Exercise requirements:
Which lines have the string "денари"? Copy all of them from the entries below.

Items from a data source
....
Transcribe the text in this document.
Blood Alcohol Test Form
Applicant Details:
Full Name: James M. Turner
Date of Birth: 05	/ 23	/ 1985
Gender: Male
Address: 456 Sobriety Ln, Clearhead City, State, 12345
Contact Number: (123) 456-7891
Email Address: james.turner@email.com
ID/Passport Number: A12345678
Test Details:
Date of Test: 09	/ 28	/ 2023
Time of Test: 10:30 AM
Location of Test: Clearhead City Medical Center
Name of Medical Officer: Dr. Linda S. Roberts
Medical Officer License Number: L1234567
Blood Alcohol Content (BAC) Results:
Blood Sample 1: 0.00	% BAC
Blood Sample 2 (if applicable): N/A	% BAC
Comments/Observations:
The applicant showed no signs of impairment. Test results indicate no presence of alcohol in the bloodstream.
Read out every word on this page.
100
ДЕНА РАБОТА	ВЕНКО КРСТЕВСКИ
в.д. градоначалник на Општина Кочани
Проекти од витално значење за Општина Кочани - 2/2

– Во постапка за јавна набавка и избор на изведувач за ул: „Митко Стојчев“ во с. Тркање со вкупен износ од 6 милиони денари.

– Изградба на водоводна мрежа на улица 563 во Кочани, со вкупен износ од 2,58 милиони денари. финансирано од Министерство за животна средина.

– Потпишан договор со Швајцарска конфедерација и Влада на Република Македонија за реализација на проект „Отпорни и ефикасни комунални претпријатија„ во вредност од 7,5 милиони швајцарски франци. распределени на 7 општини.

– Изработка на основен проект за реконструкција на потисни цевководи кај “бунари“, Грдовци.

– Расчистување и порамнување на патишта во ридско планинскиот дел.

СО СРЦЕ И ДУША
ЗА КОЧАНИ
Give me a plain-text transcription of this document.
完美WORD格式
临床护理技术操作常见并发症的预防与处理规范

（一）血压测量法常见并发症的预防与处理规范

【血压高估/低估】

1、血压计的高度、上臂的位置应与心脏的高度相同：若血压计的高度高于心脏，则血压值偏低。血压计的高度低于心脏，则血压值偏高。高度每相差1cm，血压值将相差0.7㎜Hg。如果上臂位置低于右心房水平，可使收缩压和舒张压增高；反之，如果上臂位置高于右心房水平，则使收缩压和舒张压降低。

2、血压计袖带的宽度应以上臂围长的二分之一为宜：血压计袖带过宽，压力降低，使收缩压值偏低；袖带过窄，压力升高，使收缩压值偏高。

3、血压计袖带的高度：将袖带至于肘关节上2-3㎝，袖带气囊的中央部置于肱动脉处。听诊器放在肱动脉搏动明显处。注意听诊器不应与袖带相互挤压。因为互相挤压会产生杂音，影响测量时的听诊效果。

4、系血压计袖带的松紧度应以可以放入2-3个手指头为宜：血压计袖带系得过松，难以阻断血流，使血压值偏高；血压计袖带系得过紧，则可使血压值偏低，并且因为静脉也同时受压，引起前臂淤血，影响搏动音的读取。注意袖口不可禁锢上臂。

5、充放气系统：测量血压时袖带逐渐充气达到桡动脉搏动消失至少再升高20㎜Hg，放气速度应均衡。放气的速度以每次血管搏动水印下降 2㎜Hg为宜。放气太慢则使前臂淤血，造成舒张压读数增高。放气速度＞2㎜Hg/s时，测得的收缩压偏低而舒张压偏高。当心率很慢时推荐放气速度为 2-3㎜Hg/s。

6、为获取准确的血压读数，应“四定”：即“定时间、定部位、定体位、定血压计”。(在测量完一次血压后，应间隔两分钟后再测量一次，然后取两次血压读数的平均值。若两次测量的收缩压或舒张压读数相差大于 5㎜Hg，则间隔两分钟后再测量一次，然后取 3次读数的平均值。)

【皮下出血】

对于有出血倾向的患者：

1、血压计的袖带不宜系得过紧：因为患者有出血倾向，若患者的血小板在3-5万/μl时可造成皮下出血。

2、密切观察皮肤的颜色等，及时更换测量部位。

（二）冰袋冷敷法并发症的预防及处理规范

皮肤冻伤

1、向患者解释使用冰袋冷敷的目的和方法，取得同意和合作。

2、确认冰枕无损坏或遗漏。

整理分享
....
Complete answer:
– Во постапка за јавна набавка и избор на изведувач за ул: „Митко Стојчев“ во с. Тркање со вкупен износ од 6 милиони денари.
– Изградба на водоводна мрежа на улица 563 во Кочани, со вкупен износ од 2,58 милиони денари. финансирано од Министерство за животна средина.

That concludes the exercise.